Wherever the string "KRONK" appears in a line, extract that line.

- [RECORDS FOR THIS EXERCISE]:
┄┄┄┄┄┄┄┄┄┄┄┄┄┄┄┄┄┄┄┄
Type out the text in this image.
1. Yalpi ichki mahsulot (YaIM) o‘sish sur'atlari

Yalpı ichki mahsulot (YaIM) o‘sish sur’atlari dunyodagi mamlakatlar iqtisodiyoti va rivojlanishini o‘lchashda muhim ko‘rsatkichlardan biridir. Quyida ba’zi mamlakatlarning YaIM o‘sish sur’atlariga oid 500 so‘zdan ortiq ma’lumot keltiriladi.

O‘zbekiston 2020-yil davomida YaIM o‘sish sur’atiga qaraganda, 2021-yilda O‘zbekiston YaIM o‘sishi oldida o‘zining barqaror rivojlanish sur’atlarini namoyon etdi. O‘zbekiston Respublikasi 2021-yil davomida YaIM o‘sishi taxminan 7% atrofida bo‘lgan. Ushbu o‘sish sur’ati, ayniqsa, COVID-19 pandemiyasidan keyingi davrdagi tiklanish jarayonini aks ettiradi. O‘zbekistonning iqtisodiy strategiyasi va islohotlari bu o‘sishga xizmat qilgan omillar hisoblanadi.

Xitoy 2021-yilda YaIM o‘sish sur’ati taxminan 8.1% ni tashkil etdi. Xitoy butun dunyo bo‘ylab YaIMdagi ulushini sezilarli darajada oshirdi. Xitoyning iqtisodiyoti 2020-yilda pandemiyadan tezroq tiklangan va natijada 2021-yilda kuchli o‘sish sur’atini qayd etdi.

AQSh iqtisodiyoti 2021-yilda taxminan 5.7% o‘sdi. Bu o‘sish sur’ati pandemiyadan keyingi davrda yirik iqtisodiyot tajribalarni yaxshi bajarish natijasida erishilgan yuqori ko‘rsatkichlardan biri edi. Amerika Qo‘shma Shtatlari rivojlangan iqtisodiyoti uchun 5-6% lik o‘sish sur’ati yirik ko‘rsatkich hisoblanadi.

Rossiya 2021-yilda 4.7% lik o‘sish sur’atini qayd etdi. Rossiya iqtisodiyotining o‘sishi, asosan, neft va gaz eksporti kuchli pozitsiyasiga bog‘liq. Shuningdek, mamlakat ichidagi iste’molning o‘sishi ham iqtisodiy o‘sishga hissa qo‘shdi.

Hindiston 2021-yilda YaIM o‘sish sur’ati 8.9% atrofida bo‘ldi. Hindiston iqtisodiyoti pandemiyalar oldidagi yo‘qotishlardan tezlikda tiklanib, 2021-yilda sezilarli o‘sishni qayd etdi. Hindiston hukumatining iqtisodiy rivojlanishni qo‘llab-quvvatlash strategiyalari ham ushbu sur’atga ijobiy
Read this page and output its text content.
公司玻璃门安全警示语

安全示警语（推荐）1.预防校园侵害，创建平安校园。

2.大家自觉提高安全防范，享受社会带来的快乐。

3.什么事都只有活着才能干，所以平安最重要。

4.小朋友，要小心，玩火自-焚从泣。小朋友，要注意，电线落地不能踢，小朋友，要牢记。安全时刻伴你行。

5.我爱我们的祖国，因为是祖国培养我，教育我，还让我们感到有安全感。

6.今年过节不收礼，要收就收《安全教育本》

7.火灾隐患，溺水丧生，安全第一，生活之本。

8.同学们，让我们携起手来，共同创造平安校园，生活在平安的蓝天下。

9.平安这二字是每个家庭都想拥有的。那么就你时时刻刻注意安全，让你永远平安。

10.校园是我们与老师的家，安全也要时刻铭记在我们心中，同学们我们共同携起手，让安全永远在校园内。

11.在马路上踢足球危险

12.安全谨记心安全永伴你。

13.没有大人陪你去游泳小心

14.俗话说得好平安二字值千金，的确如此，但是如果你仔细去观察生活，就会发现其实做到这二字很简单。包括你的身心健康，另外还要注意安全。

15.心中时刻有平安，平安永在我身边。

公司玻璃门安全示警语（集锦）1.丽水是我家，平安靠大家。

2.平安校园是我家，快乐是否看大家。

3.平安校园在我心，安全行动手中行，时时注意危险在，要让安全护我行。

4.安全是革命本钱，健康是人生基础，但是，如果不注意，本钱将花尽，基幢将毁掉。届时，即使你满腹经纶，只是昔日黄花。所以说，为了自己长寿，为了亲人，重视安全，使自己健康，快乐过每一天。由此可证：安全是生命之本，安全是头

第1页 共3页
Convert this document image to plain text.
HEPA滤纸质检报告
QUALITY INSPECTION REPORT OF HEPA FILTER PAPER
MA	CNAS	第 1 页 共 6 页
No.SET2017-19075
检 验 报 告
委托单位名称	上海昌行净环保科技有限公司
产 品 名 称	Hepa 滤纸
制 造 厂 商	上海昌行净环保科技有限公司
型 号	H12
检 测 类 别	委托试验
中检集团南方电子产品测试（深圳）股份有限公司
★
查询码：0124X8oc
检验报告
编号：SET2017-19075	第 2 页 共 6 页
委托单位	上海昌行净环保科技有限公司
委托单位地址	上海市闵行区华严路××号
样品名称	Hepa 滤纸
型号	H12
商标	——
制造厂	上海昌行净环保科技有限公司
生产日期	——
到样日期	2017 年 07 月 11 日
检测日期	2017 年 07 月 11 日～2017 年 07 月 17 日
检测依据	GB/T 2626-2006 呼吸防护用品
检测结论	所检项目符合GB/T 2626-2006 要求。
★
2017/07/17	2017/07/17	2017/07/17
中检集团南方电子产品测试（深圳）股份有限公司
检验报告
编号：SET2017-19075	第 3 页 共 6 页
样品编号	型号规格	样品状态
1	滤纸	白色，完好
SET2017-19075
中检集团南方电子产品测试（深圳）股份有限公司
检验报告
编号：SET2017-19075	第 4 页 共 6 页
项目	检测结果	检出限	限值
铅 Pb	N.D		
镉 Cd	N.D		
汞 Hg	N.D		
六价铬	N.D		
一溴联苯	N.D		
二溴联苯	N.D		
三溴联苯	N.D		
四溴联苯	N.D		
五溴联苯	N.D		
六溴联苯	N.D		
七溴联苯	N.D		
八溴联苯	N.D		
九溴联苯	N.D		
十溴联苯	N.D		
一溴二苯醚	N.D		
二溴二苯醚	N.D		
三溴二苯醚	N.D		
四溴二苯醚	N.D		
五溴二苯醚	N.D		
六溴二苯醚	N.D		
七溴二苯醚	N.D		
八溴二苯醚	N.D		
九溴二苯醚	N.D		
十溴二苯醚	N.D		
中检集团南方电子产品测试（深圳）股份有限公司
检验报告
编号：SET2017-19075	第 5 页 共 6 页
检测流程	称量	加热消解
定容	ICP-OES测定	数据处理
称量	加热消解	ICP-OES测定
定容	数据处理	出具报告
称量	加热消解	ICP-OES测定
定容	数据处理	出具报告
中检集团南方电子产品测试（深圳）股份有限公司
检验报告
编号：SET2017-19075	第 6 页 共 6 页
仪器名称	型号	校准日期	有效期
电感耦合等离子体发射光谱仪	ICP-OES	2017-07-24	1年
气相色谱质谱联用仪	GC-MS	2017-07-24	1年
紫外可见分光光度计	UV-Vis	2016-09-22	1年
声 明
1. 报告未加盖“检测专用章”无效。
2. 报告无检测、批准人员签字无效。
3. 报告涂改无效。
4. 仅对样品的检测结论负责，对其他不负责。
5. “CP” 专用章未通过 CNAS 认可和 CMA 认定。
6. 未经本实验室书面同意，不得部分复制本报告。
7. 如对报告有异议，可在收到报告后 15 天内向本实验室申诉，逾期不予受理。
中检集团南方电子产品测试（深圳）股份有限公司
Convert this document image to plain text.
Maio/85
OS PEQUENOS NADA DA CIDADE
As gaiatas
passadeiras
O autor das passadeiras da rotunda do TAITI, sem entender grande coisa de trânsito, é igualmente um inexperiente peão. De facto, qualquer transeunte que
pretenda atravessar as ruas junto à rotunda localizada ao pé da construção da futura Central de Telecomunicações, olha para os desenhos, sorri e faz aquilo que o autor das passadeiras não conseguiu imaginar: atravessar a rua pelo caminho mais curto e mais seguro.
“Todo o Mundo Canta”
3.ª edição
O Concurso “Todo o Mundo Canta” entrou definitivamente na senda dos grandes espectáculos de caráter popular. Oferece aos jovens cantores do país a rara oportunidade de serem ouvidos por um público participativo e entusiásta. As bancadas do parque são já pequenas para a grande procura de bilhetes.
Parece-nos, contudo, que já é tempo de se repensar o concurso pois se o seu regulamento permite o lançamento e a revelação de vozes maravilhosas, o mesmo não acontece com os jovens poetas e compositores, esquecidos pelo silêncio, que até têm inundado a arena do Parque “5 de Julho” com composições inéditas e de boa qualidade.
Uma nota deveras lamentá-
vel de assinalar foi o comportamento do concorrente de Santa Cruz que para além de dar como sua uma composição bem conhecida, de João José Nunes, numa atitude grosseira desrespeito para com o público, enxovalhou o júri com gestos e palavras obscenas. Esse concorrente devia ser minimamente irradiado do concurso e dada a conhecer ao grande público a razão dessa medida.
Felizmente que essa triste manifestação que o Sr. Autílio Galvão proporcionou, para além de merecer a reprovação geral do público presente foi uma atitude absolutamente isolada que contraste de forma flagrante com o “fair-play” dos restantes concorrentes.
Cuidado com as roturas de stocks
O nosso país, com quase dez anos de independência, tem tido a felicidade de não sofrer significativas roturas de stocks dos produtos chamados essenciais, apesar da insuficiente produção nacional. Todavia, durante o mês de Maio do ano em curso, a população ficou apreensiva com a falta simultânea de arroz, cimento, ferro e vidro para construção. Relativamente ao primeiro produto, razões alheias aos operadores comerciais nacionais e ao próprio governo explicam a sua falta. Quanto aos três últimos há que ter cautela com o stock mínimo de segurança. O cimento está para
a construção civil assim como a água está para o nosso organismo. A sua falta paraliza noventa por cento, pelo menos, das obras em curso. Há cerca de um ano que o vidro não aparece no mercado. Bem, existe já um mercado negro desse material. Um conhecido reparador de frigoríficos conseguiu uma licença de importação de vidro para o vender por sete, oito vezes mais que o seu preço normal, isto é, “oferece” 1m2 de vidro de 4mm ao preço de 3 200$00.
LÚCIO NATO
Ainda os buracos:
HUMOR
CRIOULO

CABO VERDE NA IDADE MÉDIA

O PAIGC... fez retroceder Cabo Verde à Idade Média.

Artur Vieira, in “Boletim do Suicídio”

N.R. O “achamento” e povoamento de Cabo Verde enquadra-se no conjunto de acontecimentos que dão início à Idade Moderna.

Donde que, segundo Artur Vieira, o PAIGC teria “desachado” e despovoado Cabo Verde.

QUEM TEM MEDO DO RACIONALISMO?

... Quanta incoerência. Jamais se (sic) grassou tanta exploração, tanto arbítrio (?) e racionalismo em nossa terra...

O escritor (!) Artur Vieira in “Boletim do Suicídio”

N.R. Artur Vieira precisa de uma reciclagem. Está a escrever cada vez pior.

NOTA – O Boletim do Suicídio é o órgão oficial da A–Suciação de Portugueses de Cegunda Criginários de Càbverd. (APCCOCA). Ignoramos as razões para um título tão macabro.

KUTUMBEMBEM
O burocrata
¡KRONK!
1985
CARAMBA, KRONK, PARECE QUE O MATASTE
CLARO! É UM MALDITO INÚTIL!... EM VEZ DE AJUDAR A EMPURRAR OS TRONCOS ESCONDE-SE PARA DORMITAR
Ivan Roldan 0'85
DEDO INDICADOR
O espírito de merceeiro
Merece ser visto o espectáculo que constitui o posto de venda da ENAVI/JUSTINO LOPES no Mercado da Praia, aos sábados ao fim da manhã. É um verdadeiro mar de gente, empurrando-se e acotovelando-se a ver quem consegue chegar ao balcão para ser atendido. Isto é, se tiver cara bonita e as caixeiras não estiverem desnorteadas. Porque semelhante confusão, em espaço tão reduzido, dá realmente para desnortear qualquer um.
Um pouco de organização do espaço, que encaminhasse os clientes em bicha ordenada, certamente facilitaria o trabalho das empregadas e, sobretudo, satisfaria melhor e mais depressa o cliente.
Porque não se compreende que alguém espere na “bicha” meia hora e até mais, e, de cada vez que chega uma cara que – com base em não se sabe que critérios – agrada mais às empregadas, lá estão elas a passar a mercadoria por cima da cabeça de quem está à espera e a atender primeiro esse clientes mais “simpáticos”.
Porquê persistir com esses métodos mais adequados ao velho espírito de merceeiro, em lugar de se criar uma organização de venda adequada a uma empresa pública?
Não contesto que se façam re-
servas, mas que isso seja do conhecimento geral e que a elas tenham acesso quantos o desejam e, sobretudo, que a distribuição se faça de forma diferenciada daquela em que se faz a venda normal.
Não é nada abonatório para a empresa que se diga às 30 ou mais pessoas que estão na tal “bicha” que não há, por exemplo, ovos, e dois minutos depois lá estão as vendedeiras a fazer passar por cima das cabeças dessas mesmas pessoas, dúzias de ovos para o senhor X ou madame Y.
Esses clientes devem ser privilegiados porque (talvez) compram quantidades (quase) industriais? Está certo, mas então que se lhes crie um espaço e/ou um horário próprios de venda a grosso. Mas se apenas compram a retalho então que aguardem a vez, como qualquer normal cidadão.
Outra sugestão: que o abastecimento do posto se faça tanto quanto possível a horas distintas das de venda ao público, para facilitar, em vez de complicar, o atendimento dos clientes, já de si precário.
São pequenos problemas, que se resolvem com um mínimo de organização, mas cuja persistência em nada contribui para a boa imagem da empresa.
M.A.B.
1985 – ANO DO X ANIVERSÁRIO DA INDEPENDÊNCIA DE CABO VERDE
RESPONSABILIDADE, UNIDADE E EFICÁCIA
┄┄┄┄┄┄┄┄┄┄┄┄┄┄┄┄┄┄┄┄
- [EXERCISE ANSWER]:
¡KRONK!
CARAMBA, KRONK, PARECE QUE O MATASTE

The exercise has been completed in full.